### What you should do
All of the data is to be set down again without any alteration.

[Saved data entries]
Segment Open

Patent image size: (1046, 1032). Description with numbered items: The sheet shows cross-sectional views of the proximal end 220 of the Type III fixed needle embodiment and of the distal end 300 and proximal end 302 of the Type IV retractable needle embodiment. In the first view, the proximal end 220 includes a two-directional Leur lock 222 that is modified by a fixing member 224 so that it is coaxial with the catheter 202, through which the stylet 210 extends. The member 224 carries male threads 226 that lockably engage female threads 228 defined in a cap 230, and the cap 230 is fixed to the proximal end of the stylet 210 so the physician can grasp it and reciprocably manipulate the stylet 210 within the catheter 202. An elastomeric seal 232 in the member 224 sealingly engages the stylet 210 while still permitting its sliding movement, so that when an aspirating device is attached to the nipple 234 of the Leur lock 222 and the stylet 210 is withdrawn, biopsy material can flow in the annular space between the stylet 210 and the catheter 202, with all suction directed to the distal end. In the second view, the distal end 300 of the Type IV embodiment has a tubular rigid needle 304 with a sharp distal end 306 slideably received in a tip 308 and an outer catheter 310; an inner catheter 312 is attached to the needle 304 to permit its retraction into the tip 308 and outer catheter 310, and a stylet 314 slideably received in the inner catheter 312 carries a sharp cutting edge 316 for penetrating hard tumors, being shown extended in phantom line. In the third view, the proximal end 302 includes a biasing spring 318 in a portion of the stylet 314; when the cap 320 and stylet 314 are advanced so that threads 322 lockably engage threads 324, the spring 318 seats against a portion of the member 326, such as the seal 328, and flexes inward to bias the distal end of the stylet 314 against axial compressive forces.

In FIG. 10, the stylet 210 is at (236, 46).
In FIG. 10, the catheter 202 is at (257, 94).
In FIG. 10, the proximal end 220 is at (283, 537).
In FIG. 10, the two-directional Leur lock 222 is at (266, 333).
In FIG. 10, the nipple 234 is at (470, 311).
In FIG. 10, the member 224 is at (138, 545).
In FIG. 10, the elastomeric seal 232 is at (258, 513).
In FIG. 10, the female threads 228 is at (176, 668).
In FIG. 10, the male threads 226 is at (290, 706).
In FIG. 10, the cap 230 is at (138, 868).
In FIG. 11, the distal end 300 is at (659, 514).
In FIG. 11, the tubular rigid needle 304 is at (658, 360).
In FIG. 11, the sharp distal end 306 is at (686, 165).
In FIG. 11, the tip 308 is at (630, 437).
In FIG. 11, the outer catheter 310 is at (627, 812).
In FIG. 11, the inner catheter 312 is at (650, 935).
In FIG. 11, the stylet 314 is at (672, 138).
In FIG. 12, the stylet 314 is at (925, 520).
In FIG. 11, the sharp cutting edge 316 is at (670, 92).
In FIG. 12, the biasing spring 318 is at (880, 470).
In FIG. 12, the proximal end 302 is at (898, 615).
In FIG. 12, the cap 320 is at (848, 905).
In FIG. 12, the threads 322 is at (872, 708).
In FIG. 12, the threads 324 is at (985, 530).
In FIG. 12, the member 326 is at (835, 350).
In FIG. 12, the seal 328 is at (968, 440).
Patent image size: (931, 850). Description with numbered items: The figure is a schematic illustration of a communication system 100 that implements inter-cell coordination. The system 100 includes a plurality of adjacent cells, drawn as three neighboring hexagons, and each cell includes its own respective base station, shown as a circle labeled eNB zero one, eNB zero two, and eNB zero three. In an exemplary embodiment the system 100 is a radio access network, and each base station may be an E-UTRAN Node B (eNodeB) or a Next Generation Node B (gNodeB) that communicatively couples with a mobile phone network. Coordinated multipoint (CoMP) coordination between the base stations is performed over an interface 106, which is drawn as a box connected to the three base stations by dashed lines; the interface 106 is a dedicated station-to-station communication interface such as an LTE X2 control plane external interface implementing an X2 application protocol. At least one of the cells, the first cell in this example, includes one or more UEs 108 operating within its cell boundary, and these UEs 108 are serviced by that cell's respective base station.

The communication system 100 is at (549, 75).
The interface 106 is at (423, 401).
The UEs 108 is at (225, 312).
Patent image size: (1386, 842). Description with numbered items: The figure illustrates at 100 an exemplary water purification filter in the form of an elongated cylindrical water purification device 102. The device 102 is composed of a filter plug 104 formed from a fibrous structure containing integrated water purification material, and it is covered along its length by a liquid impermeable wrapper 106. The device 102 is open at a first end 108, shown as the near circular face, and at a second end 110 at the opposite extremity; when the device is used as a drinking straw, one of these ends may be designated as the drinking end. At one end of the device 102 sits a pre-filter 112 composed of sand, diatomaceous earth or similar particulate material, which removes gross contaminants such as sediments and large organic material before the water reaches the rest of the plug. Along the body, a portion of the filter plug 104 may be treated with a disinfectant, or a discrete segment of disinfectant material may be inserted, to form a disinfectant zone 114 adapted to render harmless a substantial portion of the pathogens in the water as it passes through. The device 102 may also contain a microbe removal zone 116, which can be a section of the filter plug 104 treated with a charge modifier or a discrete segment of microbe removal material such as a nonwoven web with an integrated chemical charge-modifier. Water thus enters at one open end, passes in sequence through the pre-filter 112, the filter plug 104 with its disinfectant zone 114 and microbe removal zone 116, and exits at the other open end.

Segment Closed

### Your response
Patent image size: (1046, 1032). Description with numbered items: The sheet shows cross-sectional views of the proximal end 220 of the Type III fixed needle embodiment and of the distal end 300 and proximal end 302 of the Type IV retractable needle embodiment. In the first view, the proximal end 220 includes a two-directional Leur lock 222 that is modified by a fixing member 224 so that it is coaxial with the catheter 202, through which the stylet 210 extends. The member 224 carries male threads 226 that lockably engage female threads 228 defined in a cap 230, and the cap 230 is fixed to the proximal end of the stylet 210 so the physician can grasp it and reciprocably manipulate the stylet 210 within the catheter 202. An elastomeric seal 232 in the member 224 sealingly engages the stylet 210 while still permitting its sliding movement, so that when an aspirating device is attached to the nipple 234 of the Leur lock 222 and the stylet 210 is withdrawn, biopsy material can flow in the annular space between the stylet 210 and the catheter 202, with all suction directed to the distal end. In the second view, the distal end 300 of the Type IV embodiment has a tubular rigid needle 304 with a sharp distal end 306 slideably received in a tip 308 and an outer catheter 310; an inner catheter 312 is attached to the needle 304 to permit its retraction into the tip 308 and outer catheter 310, and a stylet 314 slideably received in the inner catheter 312 carries a sharp cutting edge 316 for penetrating hard tumors, being shown extended in phantom line. In the third view, the proximal end 302 includes a biasing spring 318 in a portion of the stylet 314; when the cap 320 and stylet 314 are advanced so that threads 322 lockably engage threads 324, the spring 318 seats against a portion of the member 326, such as the seal 328, and flexes inward to bias the distal end of the stylet 314 against axial compressive forces.

In FIG. 10, the stylet 210 is at (236, 46).
In FIG. 10, the catheter 202 is at (257, 94).
In FIG. 10, the proximal end 220 is at (283, 537).
In FIG. 10, the two-directional Leur lock 222 is at (266, 333).
In FIG. 10, the nipple 234 is at (470, 311).
In FIG. 10, the member 224 is at (138, 545).
In FIG. 10, the elastomeric seal 232 is at (258, 513).
In FIG. 10, the female threads 228 is at (176, 668).
In FIG. 10, the male threads 226 is at (290, 706).
In FIG. 10, the cap 230 is at (138, 868).
In FIG. 11, the distal end 300 is at (659, 514).
In FIG. 11, the tubular rigid needle 304 is at (658, 360).
In FIG. 11, the sharp distal end 306 is at (686, 165).
In FIG. 11, the tip 308 is at (630, 437).
In FIG. 11, the outer catheter 310 is at (627, 812).
In FIG. 11, the inner catheter 312 is at (650, 935).
In FIG. 11, the stylet 314 is at (672, 138).
In FIG. 12, the stylet 314 is at (925, 520).
In FIG. 11, the sharp cutting edge 316 is at (670, 92).
In FIG. 12, the biasing spring 318 is at (880, 470).
In FIG. 12, the proximal end 302 is at (898, 615).
In FIG. 12, the cap 320 is at (848, 905).
In FIG. 12, the threads 322 is at (872, 708).
In FIG. 12, the threads 324 is at (985, 530).
In FIG. 12, the member 326 is at (835, 350).
In FIG. 12, the seal 328 is at (968, 440).
Patent image size: (931, 850). Description with numbered items: The figure is a schematic illustration of a communication system 100 that implements inter-cell coordination. The system 100 includes a plurality of adjacent cells, drawn as three neighboring hexagons, and each cell includes its own respective base station, shown as a circle labeled eNB zero one, eNB zero two, and eNB zero three. In an exemplary embodiment the system 100 is a radio access network, and each base station may be an E-UTRAN Node B (eNodeB) or a Next Generation Node B (gNodeB) that communicatively couples with a mobile phone network. Coordinated multipoint (CoMP) coordination between the base stations is performed over an interface 106, which is drawn as a box connected to the three base stations by dashed lines; the interface 106 is a dedicated station-to-station communication interface such as an LTE X2 control plane external interface implementing an X2 application protocol. At least one of the cells, the first cell in this example, includes one or more UEs 108 operating within its cell boundary, and these UEs 108 are serviced by that cell's respective base station.

The communication system 100 is at (549, 75).
The interface 106 is at (423, 401).
The UEs 108 is at (225, 312).
Patent image size: (1386, 842). Description with numbered items: The figure illustrates at 100 an exemplary water purification filter in the form of an elongated cylindrical water purification device 102. The device 102 is composed of a filter plug 104 formed from a fibrous structure containing integrated water purification material, and it is covered along its length by a liquid impermeable wrapper 106. The device 102 is open at a first end 108, shown as the near circular face, and at a second end 110 at the opposite extremity; when the device is used as a drinking straw, one of these ends may be designated as the drinking end. At one end of the device 102 sits a pre-filter 112 composed of sand, diatomaceous earth or similar particulate material, which removes gross contaminants such as sediments and large organic material before the water reaches the rest of the plug. Along the body, a portion of the filter plug 104 may be treated with a disinfectant, or a discrete segment of disinfectant material may be inserted, to form a disinfectant zone 114 adapted to render harmless a substantial portion of the pathogens in the water as it passes through. The device 102 may also contain a microbe removal zone 116, which can be a section of the filter plug 104 treated with a charge modifier or a discrete segment of microbe removal material such as a nonwoven web with an integrated chemical charge-modifier. Water thus enters at one open end, passes in sequence through the pre-filter 112, the filter plug 104 with its disinfectant zone 114 and microbe removal zone 116, and exits at the other open end.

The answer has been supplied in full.